-- Input rows --
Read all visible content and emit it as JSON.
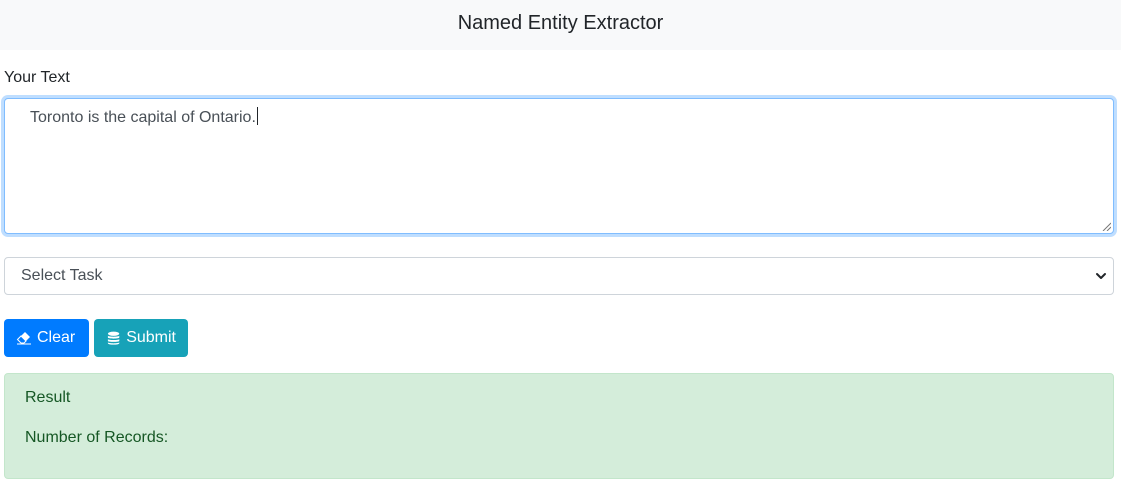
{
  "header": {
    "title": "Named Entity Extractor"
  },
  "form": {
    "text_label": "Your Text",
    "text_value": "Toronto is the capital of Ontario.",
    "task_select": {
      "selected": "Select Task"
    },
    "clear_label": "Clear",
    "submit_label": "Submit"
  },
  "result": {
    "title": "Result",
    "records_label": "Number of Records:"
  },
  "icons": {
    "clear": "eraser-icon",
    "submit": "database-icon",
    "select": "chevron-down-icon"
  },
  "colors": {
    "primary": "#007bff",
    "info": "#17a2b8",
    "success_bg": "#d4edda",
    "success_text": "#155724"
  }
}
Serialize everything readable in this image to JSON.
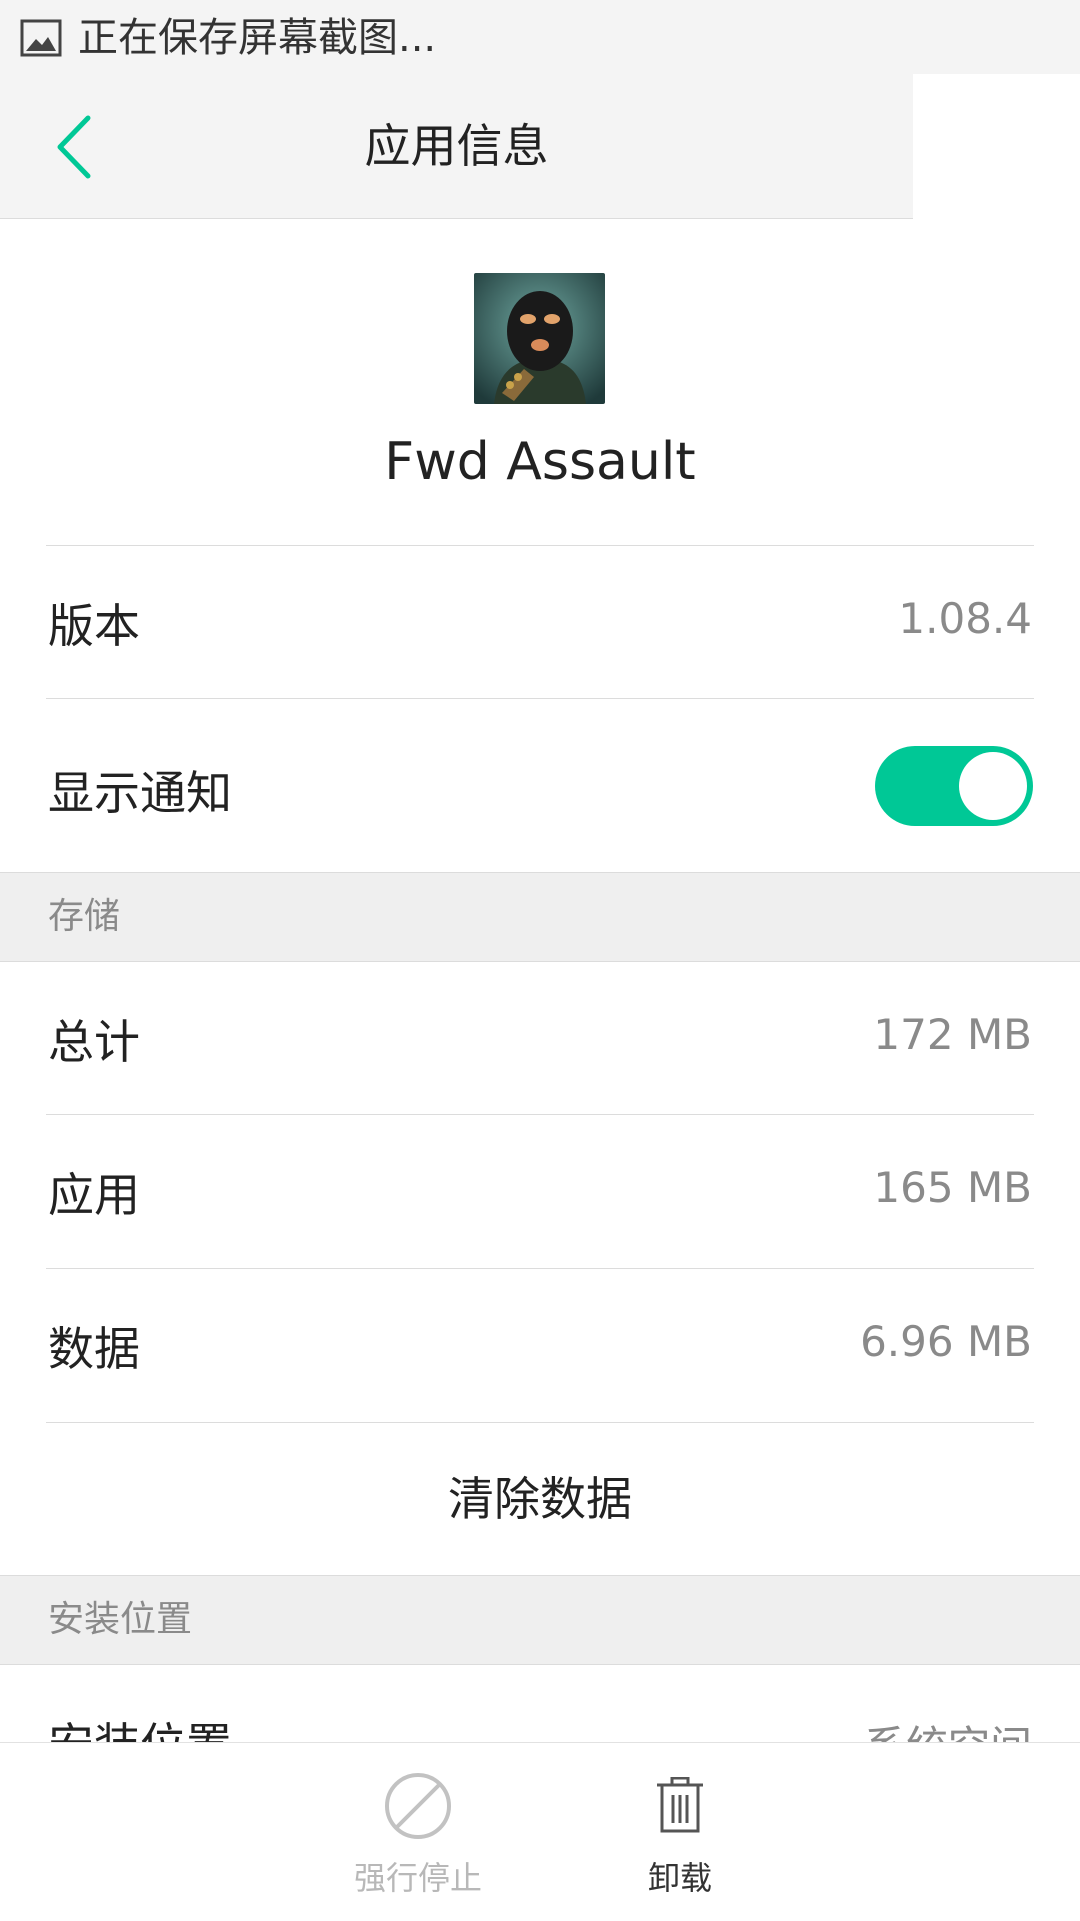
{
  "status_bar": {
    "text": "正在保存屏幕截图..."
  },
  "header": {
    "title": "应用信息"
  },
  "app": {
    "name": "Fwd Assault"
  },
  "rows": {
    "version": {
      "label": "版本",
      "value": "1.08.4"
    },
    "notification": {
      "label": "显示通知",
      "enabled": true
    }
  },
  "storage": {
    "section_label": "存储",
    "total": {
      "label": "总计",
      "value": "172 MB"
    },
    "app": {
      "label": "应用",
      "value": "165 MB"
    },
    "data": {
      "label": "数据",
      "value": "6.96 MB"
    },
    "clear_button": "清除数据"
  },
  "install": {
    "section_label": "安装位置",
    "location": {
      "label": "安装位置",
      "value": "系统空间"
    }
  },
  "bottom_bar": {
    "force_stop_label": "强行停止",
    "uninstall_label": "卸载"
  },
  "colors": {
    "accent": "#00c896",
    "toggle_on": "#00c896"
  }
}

-- What is needed --
Output verbatim the lines beginning at the line with "Serialize everything readable" and ending at the last line of the material above, inclusive. Do not carry over any pictures.

-- Full solution --
Serialize everything readable in this image to JSON.
{
  "status_bar": {
    "text": "正在保存屏幕截图..."
  },
  "header": {
    "title": "应用信息"
  },
  "app": {
    "name": "Fwd Assault"
  },
  "rows": {
    "version": {
      "label": "版本",
      "value": "1.08.4"
    },
    "notification": {
      "label": "显示通知",
      "enabled": true
    }
  },
  "storage": {
    "section_label": "存储",
    "total": {
      "label": "总计",
      "value": "172 MB"
    },
    "app": {
      "label": "应用",
      "value": "165 MB"
    },
    "data": {
      "label": "数据",
      "value": "6.96 MB"
    },
    "clear_button": "清除数据"
  },
  "install": {
    "section_label": "安装位置",
    "location": {
      "label": "安装位置",
      "value": "系统空间"
    }
  },
  "bottom_bar": {
    "force_stop_label": "强行停止",
    "uninstall_label": "卸载"
  },
  "colors": {
    "accent": "#00c896",
    "toggle_on": "#00c896"
  }
}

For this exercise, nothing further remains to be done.